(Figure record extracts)
##########
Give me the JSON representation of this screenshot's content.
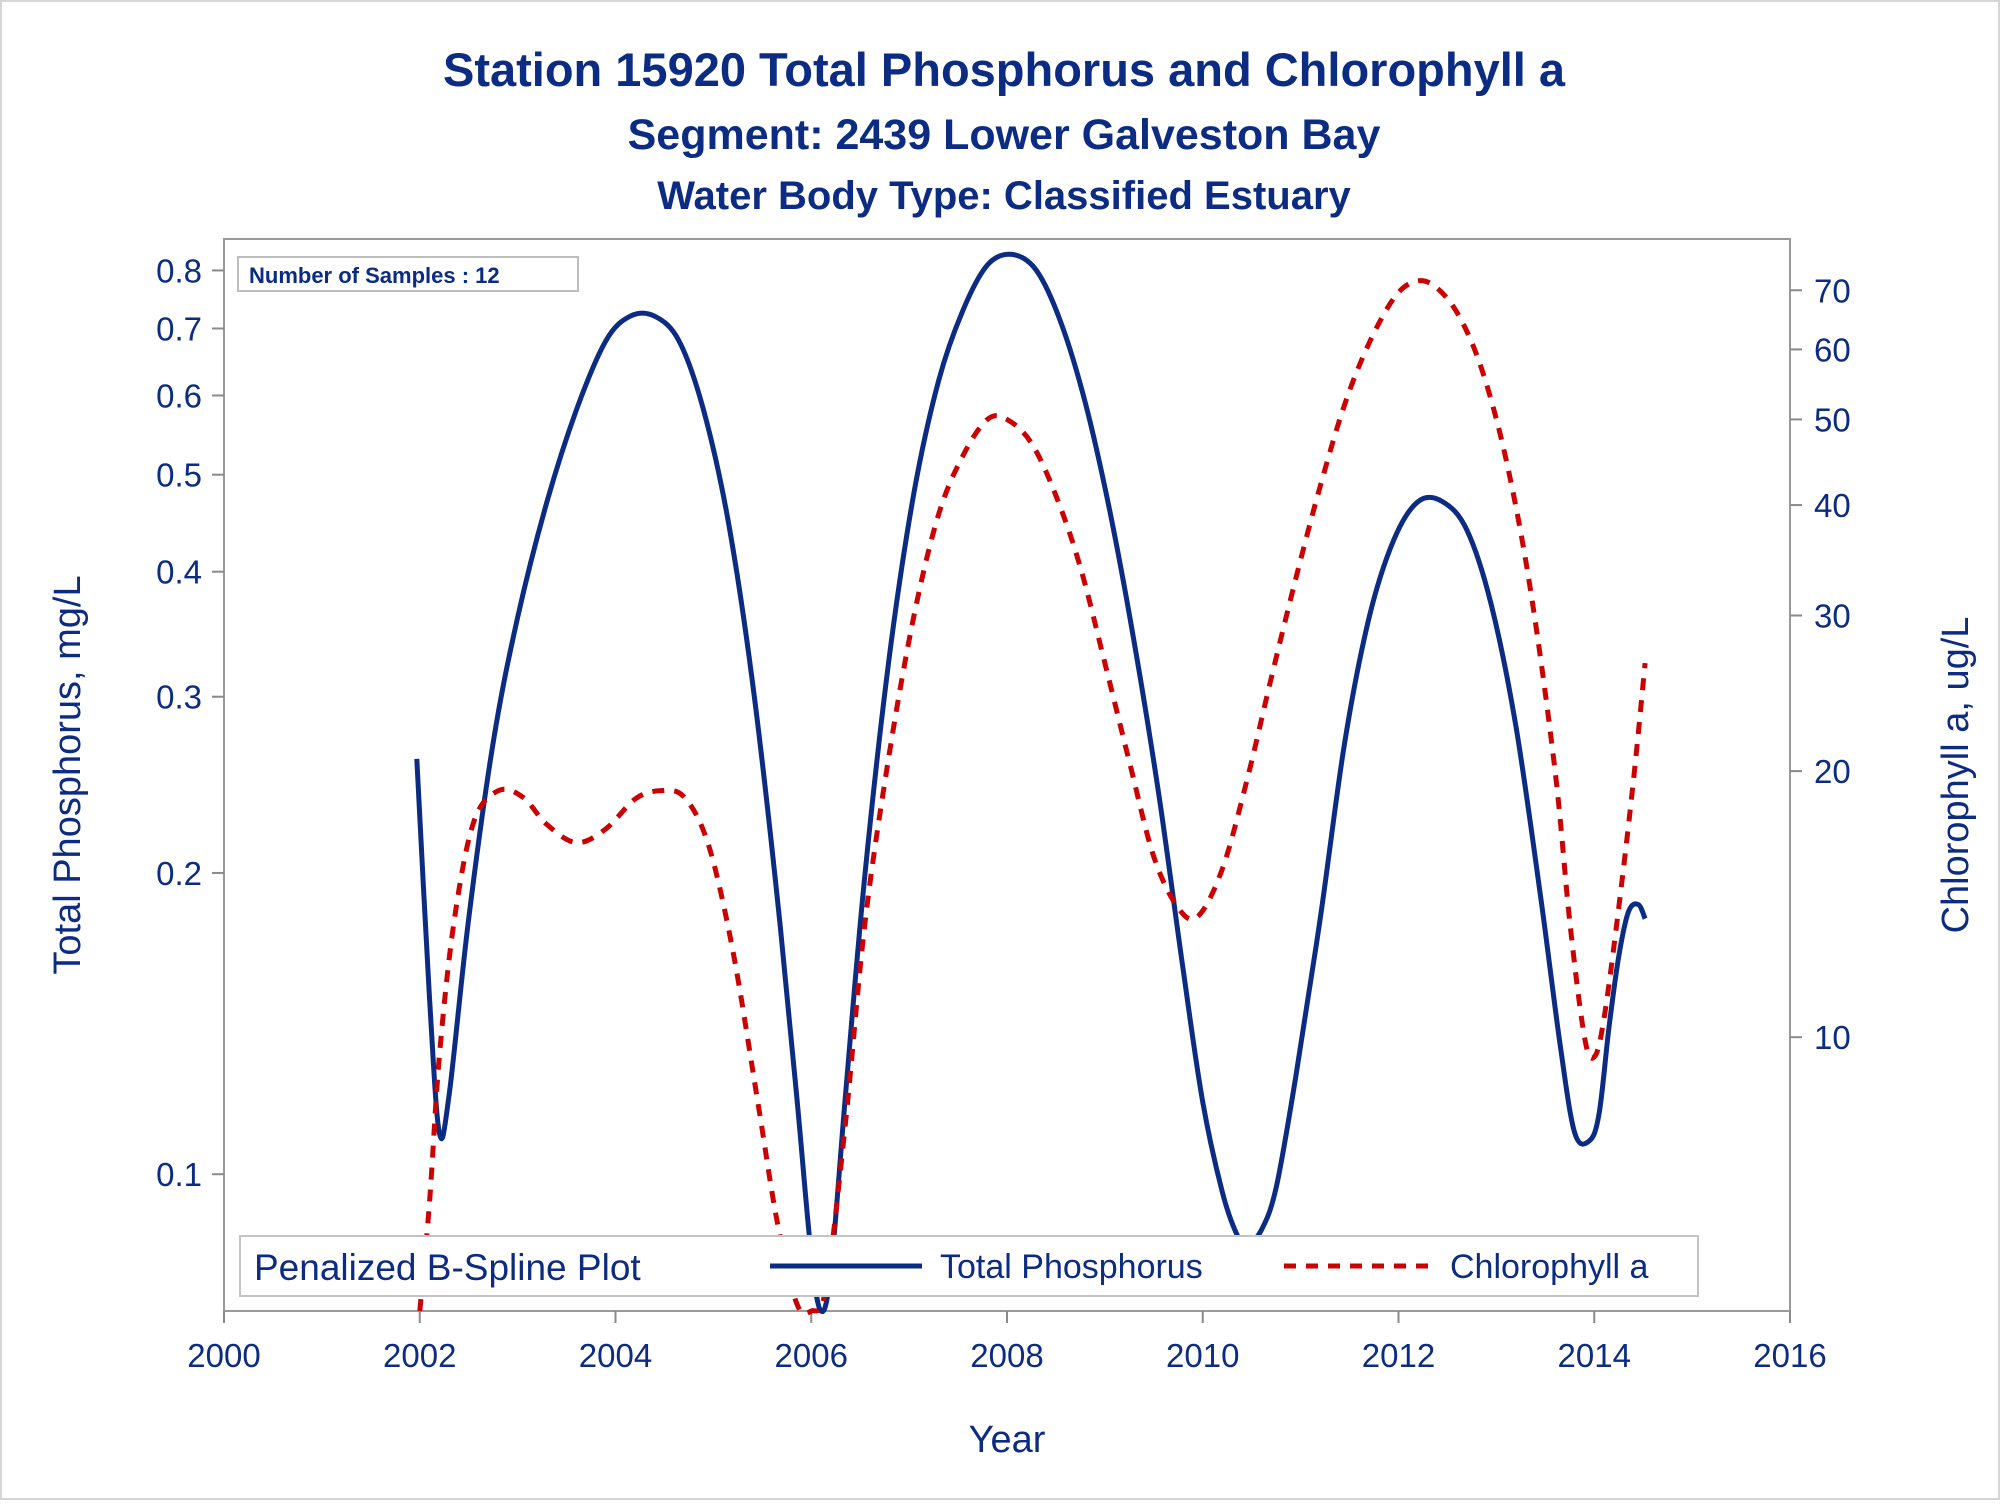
{
  "chart_data": {
    "type": "line",
    "title": "Station 15920  Total Phosphorus and Chlorophyll a",
    "subtitle": "Segment: 2439  Lower Galveston Bay",
    "subtitle2": "Water Body Type: Classified Estuary",
    "xlabel": "Year",
    "ylabel": "Total Phosphorus, mg/L",
    "y2label": "Chlorophyll a, ug/L",
    "xlim": [
      2000,
      2016
    ],
    "ylim": [
      0.073,
      0.86
    ],
    "y2lim": [
      4.9,
      80
    ],
    "yscale": "log",
    "y2scale": "log",
    "x_ticks": [
      "2000",
      "2002",
      "2004",
      "2006",
      "2008",
      "2010",
      "2012",
      "2014",
      "2016"
    ],
    "y_ticks": [
      "0.1",
      "0.2",
      "0.3",
      "0.4",
      "0.5",
      "0.6",
      "0.7",
      "0.8"
    ],
    "y2_ticks": [
      "10",
      "20",
      "30",
      "40",
      "50",
      "60",
      "70"
    ],
    "inset_label": "Number of Samples : 12",
    "legend": {
      "title": "Penalized B-Spline Plot",
      "position": "bottom",
      "entries": [
        "Total Phosphorus",
        "Chlorophyll a"
      ]
    },
    "grid": false,
    "series": [
      {
        "name": "Total Phosphorus",
        "axis": "left",
        "color": "#0c2c84",
        "style": "solid",
        "points": [
          [
            2001.97,
            0.26
          ],
          [
            2002.1,
            0.15
          ],
          [
            2002.2,
            0.11
          ],
          [
            2002.3,
            0.12
          ],
          [
            2002.5,
            0.18
          ],
          [
            2002.75,
            0.27
          ],
          [
            2003.0,
            0.36
          ],
          [
            2003.3,
            0.47
          ],
          [
            2003.6,
            0.58
          ],
          [
            2003.9,
            0.68
          ],
          [
            2004.15,
            0.72
          ],
          [
            2004.4,
            0.72
          ],
          [
            2004.65,
            0.68
          ],
          [
            2004.9,
            0.58
          ],
          [
            2005.15,
            0.45
          ],
          [
            2005.4,
            0.31
          ],
          [
            2005.65,
            0.19
          ],
          [
            2005.85,
            0.12
          ],
          [
            2006.0,
            0.083
          ],
          [
            2006.1,
            0.073
          ],
          [
            2006.2,
            0.08
          ],
          [
            2006.35,
            0.12
          ],
          [
            2006.55,
            0.2
          ],
          [
            2006.8,
            0.33
          ],
          [
            2007.05,
            0.48
          ],
          [
            2007.3,
            0.62
          ],
          [
            2007.55,
            0.73
          ],
          [
            2007.8,
            0.81
          ],
          [
            2008.05,
            0.83
          ],
          [
            2008.3,
            0.8
          ],
          [
            2008.55,
            0.71
          ],
          [
            2008.8,
            0.59
          ],
          [
            2009.05,
            0.46
          ],
          [
            2009.3,
            0.34
          ],
          [
            2009.55,
            0.24
          ],
          [
            2009.8,
            0.16
          ],
          [
            2010.0,
            0.118
          ],
          [
            2010.2,
            0.096
          ],
          [
            2010.35,
            0.087
          ],
          [
            2010.45,
            0.085
          ],
          [
            2010.6,
            0.088
          ],
          [
            2010.75,
            0.097
          ],
          [
            2010.95,
            0.125
          ],
          [
            2011.2,
            0.18
          ],
          [
            2011.45,
            0.27
          ],
          [
            2011.7,
            0.36
          ],
          [
            2011.95,
            0.43
          ],
          [
            2012.2,
            0.47
          ],
          [
            2012.45,
            0.47
          ],
          [
            2012.7,
            0.44
          ],
          [
            2012.95,
            0.37
          ],
          [
            2013.2,
            0.28
          ],
          [
            2013.45,
            0.19
          ],
          [
            2013.65,
            0.135
          ],
          [
            2013.8,
            0.11
          ],
          [
            2013.95,
            0.108
          ],
          [
            2014.05,
            0.115
          ],
          [
            2014.15,
            0.14
          ],
          [
            2014.25,
            0.165
          ],
          [
            2014.35,
            0.183
          ],
          [
            2014.45,
            0.186
          ],
          [
            2014.52,
            0.18
          ]
        ]
      },
      {
        "name": "Chlorophyll a",
        "axis": "right",
        "color": "#cc0000",
        "style": "dashed",
        "points": [
          [
            2002.0,
            4.9
          ],
          [
            2002.1,
            6.5
          ],
          [
            2002.2,
            9.5
          ],
          [
            2002.35,
            13.5
          ],
          [
            2002.55,
            17.5
          ],
          [
            2002.8,
            19.0
          ],
          [
            2003.05,
            18.7
          ],
          [
            2003.3,
            17.4
          ],
          [
            2003.6,
            16.6
          ],
          [
            2003.9,
            17.2
          ],
          [
            2004.2,
            18.6
          ],
          [
            2004.45,
            19.0
          ],
          [
            2004.7,
            18.7
          ],
          [
            2004.95,
            16.5
          ],
          [
            2005.2,
            12.5
          ],
          [
            2005.45,
            8.5
          ],
          [
            2005.65,
            6.2
          ],
          [
            2005.85,
            5.0
          ],
          [
            2006.0,
            4.9
          ],
          [
            2006.15,
            5.2
          ],
          [
            2006.35,
            8.0
          ],
          [
            2006.55,
            13.5
          ],
          [
            2006.8,
            21.0
          ],
          [
            2007.05,
            30.0
          ],
          [
            2007.3,
            39.0
          ],
          [
            2007.55,
            45.5
          ],
          [
            2007.8,
            50.0
          ],
          [
            2008.0,
            50.0
          ],
          [
            2008.25,
            47.0
          ],
          [
            2008.5,
            41.0
          ],
          [
            2008.75,
            34.0
          ],
          [
            2009.0,
            26.5
          ],
          [
            2009.25,
            20.5
          ],
          [
            2009.5,
            16.0
          ],
          [
            2009.75,
            14.0
          ],
          [
            2009.95,
            13.7
          ],
          [
            2010.2,
            15.5
          ],
          [
            2010.45,
            19.5
          ],
          [
            2010.7,
            25.5
          ],
          [
            2010.95,
            33.0
          ],
          [
            2011.2,
            42.0
          ],
          [
            2011.45,
            52.0
          ],
          [
            2011.7,
            61.0
          ],
          [
            2011.95,
            68.5
          ],
          [
            2012.15,
            71.5
          ],
          [
            2012.35,
            71.0
          ],
          [
            2012.6,
            66.0
          ],
          [
            2012.85,
            57.0
          ],
          [
            2013.1,
            45.0
          ],
          [
            2013.35,
            32.0
          ],
          [
            2013.6,
            20.0
          ],
          [
            2013.75,
            13.5
          ],
          [
            2013.9,
            10.0
          ],
          [
            2014.0,
            9.5
          ],
          [
            2014.1,
            10.5
          ],
          [
            2014.25,
            14.0
          ],
          [
            2014.4,
            19.5
          ],
          [
            2014.52,
            26.5
          ]
        ]
      }
    ]
  }
}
##########
REQUIREMENT | Quote the data exactly, leaving every image out of the copy.

ANSWER |
Give me the JSON representation of this screenshot's content.
{
  "chart_data": {
    "type": "line",
    "title": "Station 15920  Total Phosphorus and Chlorophyll a",
    "subtitle": "Segment: 2439  Lower Galveston Bay",
    "subtitle2": "Water Body Type: Classified Estuary",
    "xlabel": "Year",
    "ylabel": "Total Phosphorus, mg/L",
    "y2label": "Chlorophyll a, ug/L",
    "xlim": [
      2000,
      2016
    ],
    "ylim": [
      0.073,
      0.86
    ],
    "y2lim": [
      4.9,
      80
    ],
    "yscale": "log",
    "y2scale": "log",
    "x_ticks": [
      "2000",
      "2002",
      "2004",
      "2006",
      "2008",
      "2010",
      "2012",
      "2014",
      "2016"
    ],
    "y_ticks": [
      "0.1",
      "0.2",
      "0.3",
      "0.4",
      "0.5",
      "0.6",
      "0.7",
      "0.8"
    ],
    "y2_ticks": [
      "10",
      "20",
      "30",
      "40",
      "50",
      "60",
      "70"
    ],
    "inset_label": "Number of Samples : 12",
    "legend": {
      "title": "Penalized B-Spline Plot",
      "position": "bottom",
      "entries": [
        "Total Phosphorus",
        "Chlorophyll a"
      ]
    },
    "grid": false,
    "series": [
      {
        "name": "Total Phosphorus",
        "axis": "left",
        "color": "#0c2c84",
        "style": "solid",
        "points": [
          [
            2001.97,
            0.26
          ],
          [
            2002.1,
            0.15
          ],
          [
            2002.2,
            0.11
          ],
          [
            2002.3,
            0.12
          ],
          [
            2002.5,
            0.18
          ],
          [
            2002.75,
            0.27
          ],
          [
            2003.0,
            0.36
          ],
          [
            2003.3,
            0.47
          ],
          [
            2003.6,
            0.58
          ],
          [
            2003.9,
            0.68
          ],
          [
            2004.15,
            0.72
          ],
          [
            2004.4,
            0.72
          ],
          [
            2004.65,
            0.68
          ],
          [
            2004.9,
            0.58
          ],
          [
            2005.15,
            0.45
          ],
          [
            2005.4,
            0.31
          ],
          [
            2005.65,
            0.19
          ],
          [
            2005.85,
            0.12
          ],
          [
            2006.0,
            0.083
          ],
          [
            2006.1,
            0.073
          ],
          [
            2006.2,
            0.08
          ],
          [
            2006.35,
            0.12
          ],
          [
            2006.55,
            0.2
          ],
          [
            2006.8,
            0.33
          ],
          [
            2007.05,
            0.48
          ],
          [
            2007.3,
            0.62
          ],
          [
            2007.55,
            0.73
          ],
          [
            2007.8,
            0.81
          ],
          [
            2008.05,
            0.83
          ],
          [
            2008.3,
            0.8
          ],
          [
            2008.55,
            0.71
          ],
          [
            2008.8,
            0.59
          ],
          [
            2009.05,
            0.46
          ],
          [
            2009.3,
            0.34
          ],
          [
            2009.55,
            0.24
          ],
          [
            2009.8,
            0.16
          ],
          [
            2010.0,
            0.118
          ],
          [
            2010.2,
            0.096
          ],
          [
            2010.35,
            0.087
          ],
          [
            2010.45,
            0.085
          ],
          [
            2010.6,
            0.088
          ],
          [
            2010.75,
            0.097
          ],
          [
            2010.95,
            0.125
          ],
          [
            2011.2,
            0.18
          ],
          [
            2011.45,
            0.27
          ],
          [
            2011.7,
            0.36
          ],
          [
            2011.95,
            0.43
          ],
          [
            2012.2,
            0.47
          ],
          [
            2012.45,
            0.47
          ],
          [
            2012.7,
            0.44
          ],
          [
            2012.95,
            0.37
          ],
          [
            2013.2,
            0.28
          ],
          [
            2013.45,
            0.19
          ],
          [
            2013.65,
            0.135
          ],
          [
            2013.8,
            0.11
          ],
          [
            2013.95,
            0.108
          ],
          [
            2014.05,
            0.115
          ],
          [
            2014.15,
            0.14
          ],
          [
            2014.25,
            0.165
          ],
          [
            2014.35,
            0.183
          ],
          [
            2014.45,
            0.186
          ],
          [
            2014.52,
            0.18
          ]
        ]
      },
      {
        "name": "Chlorophyll a",
        "axis": "right",
        "color": "#cc0000",
        "style": "dashed",
        "points": [
          [
            2002.0,
            4.9
          ],
          [
            2002.1,
            6.5
          ],
          [
            2002.2,
            9.5
          ],
          [
            2002.35,
            13.5
          ],
          [
            2002.55,
            17.5
          ],
          [
            2002.8,
            19.0
          ],
          [
            2003.05,
            18.7
          ],
          [
            2003.3,
            17.4
          ],
          [
            2003.6,
            16.6
          ],
          [
            2003.9,
            17.2
          ],
          [
            2004.2,
            18.6
          ],
          [
            2004.45,
            19.0
          ],
          [
            2004.7,
            18.7
          ],
          [
            2004.95,
            16.5
          ],
          [
            2005.2,
            12.5
          ],
          [
            2005.45,
            8.5
          ],
          [
            2005.65,
            6.2
          ],
          [
            2005.85,
            5.0
          ],
          [
            2006.0,
            4.9
          ],
          [
            2006.15,
            5.2
          ],
          [
            2006.35,
            8.0
          ],
          [
            2006.55,
            13.5
          ],
          [
            2006.8,
            21.0
          ],
          [
            2007.05,
            30.0
          ],
          [
            2007.3,
            39.0
          ],
          [
            2007.55,
            45.5
          ],
          [
            2007.8,
            50.0
          ],
          [
            2008.0,
            50.0
          ],
          [
            2008.25,
            47.0
          ],
          [
            2008.5,
            41.0
          ],
          [
            2008.75,
            34.0
          ],
          [
            2009.0,
            26.5
          ],
          [
            2009.25,
            20.5
          ],
          [
            2009.5,
            16.0
          ],
          [
            2009.75,
            14.0
          ],
          [
            2009.95,
            13.7
          ],
          [
            2010.2,
            15.5
          ],
          [
            2010.45,
            19.5
          ],
          [
            2010.7,
            25.5
          ],
          [
            2010.95,
            33.0
          ],
          [
            2011.2,
            42.0
          ],
          [
            2011.45,
            52.0
          ],
          [
            2011.7,
            61.0
          ],
          [
            2011.95,
            68.5
          ],
          [
            2012.15,
            71.5
          ],
          [
            2012.35,
            71.0
          ],
          [
            2012.6,
            66.0
          ],
          [
            2012.85,
            57.0
          ],
          [
            2013.1,
            45.0
          ],
          [
            2013.35,
            32.0
          ],
          [
            2013.6,
            20.0
          ],
          [
            2013.75,
            13.5
          ],
          [
            2013.9,
            10.0
          ],
          [
            2014.0,
            9.5
          ],
          [
            2014.1,
            10.5
          ],
          [
            2014.25,
            14.0
          ],
          [
            2014.4,
            19.5
          ],
          [
            2014.52,
            26.5
          ]
        ]
      }
    ]
  }
}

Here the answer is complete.